### Objective
Give the number of lines that include the string "Interior", nothing more.

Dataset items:
** Begin **

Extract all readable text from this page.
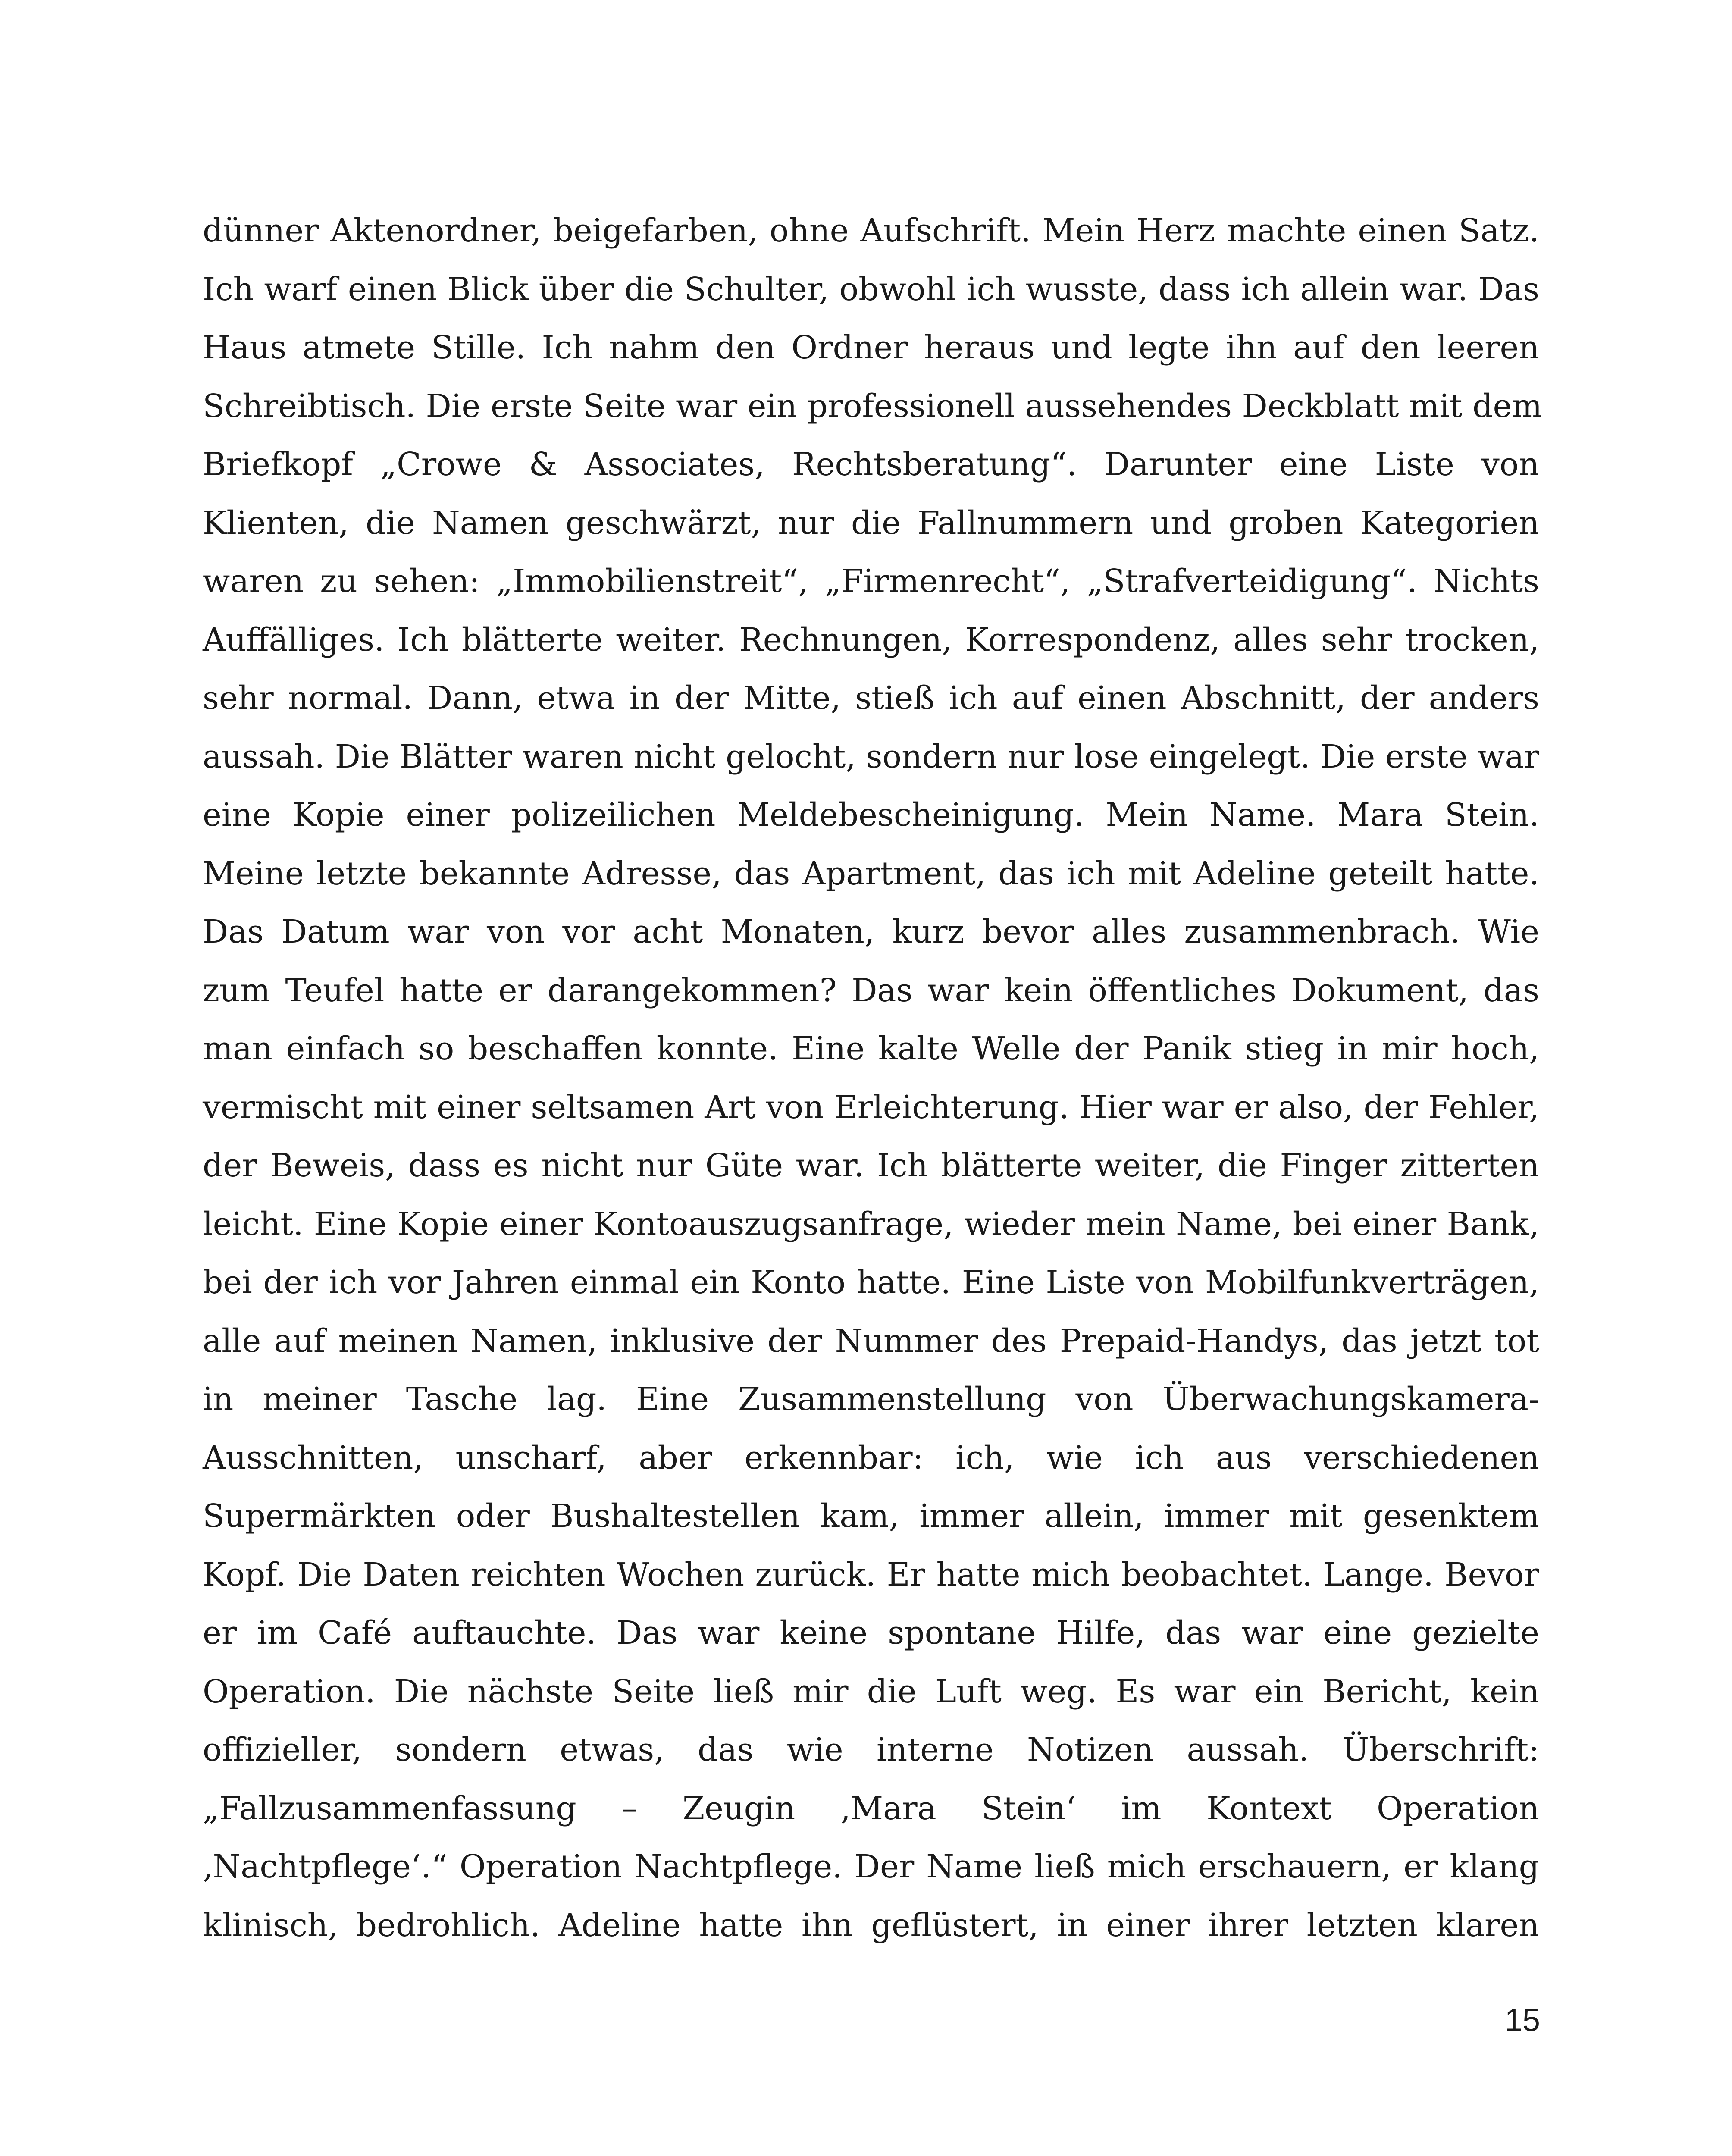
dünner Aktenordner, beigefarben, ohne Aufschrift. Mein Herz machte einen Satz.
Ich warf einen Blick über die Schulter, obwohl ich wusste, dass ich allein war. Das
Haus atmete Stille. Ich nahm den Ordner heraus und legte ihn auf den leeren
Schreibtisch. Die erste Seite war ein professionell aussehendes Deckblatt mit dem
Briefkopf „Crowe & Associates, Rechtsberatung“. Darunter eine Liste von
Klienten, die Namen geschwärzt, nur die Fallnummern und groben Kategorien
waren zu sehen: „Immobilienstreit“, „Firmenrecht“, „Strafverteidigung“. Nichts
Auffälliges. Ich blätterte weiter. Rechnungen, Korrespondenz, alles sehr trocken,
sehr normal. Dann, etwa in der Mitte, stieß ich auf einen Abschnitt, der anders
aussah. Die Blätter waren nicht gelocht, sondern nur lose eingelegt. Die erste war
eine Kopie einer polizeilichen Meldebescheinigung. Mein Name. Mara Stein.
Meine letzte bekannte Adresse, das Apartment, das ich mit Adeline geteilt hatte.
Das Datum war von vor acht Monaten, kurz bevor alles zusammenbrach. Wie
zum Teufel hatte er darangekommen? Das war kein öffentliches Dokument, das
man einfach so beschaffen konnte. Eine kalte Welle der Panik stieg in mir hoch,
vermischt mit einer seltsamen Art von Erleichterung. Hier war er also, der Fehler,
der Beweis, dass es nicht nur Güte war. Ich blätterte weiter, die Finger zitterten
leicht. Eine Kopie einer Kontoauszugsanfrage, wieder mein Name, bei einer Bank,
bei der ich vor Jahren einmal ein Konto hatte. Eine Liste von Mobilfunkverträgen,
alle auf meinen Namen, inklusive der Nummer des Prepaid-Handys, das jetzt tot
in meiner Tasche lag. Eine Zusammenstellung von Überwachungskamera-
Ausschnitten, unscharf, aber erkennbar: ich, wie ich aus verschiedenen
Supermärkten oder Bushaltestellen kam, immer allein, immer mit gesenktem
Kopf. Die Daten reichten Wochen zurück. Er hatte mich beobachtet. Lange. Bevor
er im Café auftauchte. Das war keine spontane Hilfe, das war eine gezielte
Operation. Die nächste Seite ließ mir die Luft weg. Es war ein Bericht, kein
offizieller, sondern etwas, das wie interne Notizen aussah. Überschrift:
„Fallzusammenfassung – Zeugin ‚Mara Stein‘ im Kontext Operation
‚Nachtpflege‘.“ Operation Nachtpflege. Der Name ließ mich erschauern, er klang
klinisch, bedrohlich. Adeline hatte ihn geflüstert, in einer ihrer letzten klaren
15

** End **
** Begin **

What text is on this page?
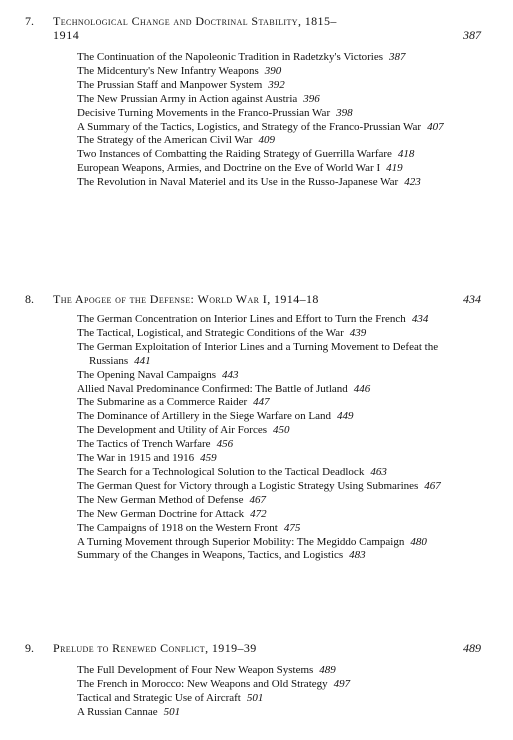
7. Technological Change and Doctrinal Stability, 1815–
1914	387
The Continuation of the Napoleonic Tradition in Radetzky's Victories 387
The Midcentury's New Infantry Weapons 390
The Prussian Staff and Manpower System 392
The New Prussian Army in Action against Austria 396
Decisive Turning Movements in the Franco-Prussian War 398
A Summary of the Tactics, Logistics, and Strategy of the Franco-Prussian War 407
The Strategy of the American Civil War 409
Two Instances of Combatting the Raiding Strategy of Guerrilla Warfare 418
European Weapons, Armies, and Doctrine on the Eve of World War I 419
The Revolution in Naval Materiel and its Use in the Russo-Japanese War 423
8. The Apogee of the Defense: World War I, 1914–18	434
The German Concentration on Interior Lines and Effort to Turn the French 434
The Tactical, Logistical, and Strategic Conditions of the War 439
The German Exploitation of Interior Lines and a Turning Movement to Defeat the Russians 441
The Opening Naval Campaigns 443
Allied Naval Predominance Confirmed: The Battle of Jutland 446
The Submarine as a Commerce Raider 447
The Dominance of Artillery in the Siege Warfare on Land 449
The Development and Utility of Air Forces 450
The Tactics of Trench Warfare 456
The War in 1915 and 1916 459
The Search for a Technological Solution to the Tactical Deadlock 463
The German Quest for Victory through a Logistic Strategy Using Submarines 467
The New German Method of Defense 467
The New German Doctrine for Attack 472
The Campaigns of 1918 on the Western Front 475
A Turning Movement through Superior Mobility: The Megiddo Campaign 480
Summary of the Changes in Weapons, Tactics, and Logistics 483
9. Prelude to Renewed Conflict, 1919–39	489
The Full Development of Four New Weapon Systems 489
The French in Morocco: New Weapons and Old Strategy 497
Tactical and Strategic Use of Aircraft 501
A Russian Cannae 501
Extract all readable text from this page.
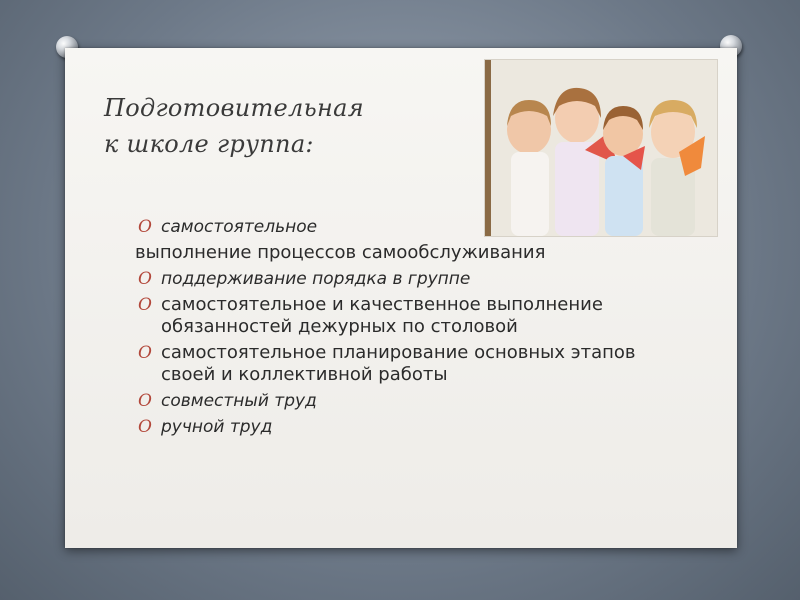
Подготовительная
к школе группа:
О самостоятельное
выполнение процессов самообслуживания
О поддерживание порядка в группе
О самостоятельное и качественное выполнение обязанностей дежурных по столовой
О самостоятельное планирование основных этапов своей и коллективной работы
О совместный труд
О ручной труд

** End **

### Response to this task
2